Return only the number of lines in the entries below that hold the word "zverejňovanie".

[START OF Given information]

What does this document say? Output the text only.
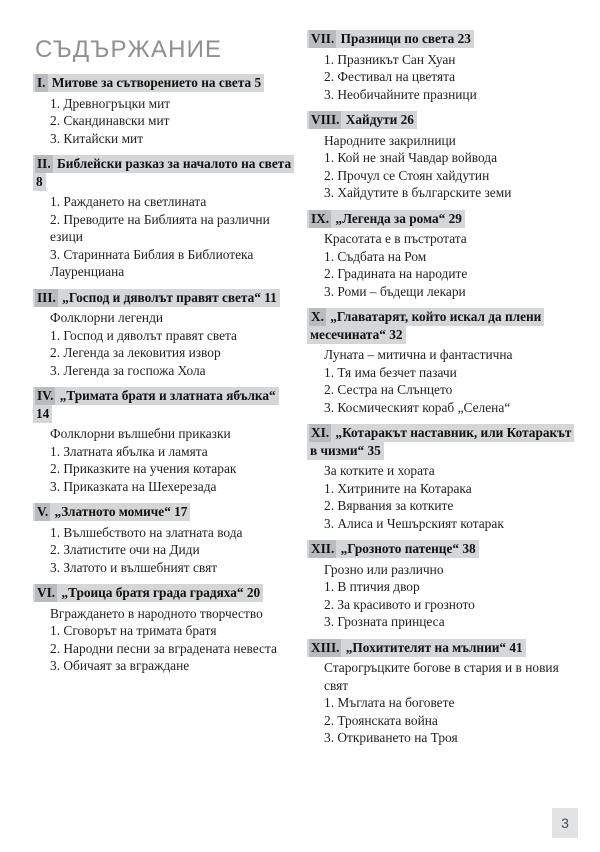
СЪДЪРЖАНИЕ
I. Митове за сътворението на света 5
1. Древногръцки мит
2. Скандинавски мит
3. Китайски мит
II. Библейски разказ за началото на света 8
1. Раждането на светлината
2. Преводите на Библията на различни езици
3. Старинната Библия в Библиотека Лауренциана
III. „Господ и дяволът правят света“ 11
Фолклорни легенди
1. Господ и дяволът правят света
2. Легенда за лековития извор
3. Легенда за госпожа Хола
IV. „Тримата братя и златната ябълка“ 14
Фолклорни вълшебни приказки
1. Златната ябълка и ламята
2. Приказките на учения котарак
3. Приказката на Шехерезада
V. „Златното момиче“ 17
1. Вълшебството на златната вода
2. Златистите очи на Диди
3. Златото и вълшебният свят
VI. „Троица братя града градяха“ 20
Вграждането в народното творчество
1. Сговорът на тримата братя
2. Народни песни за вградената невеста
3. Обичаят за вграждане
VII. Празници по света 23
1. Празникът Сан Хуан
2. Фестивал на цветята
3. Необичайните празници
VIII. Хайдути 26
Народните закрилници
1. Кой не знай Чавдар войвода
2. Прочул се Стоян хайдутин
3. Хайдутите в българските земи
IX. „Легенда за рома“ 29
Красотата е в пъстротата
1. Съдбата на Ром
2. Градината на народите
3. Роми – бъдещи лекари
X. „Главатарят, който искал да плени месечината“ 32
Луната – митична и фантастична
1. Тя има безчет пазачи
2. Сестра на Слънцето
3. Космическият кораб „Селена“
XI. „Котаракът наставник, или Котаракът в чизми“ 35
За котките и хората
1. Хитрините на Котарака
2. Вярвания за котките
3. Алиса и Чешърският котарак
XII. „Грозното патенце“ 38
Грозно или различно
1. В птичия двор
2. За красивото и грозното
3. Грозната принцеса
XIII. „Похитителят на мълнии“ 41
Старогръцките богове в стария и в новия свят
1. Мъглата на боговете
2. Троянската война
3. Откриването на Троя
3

[END OF Given information]
[START OF Given information]

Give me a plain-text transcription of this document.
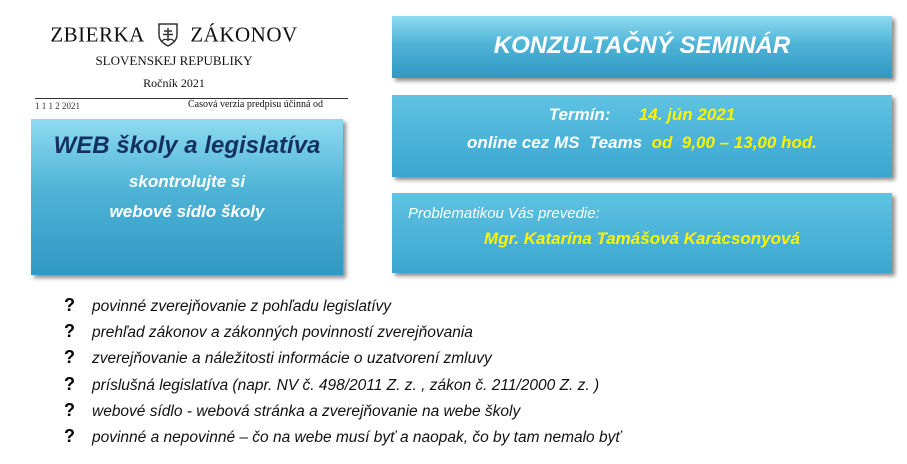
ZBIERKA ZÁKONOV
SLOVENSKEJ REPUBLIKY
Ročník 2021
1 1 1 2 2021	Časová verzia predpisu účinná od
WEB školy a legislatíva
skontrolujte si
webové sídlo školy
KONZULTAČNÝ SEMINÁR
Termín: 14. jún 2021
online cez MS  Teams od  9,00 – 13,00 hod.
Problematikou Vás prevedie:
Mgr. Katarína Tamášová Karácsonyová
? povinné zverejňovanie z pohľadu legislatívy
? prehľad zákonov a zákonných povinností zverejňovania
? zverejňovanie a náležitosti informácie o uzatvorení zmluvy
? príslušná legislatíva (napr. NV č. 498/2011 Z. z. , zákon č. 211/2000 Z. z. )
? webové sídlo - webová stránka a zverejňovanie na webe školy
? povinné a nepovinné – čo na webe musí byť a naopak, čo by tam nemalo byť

[END OF Given information]

Problem solution: 3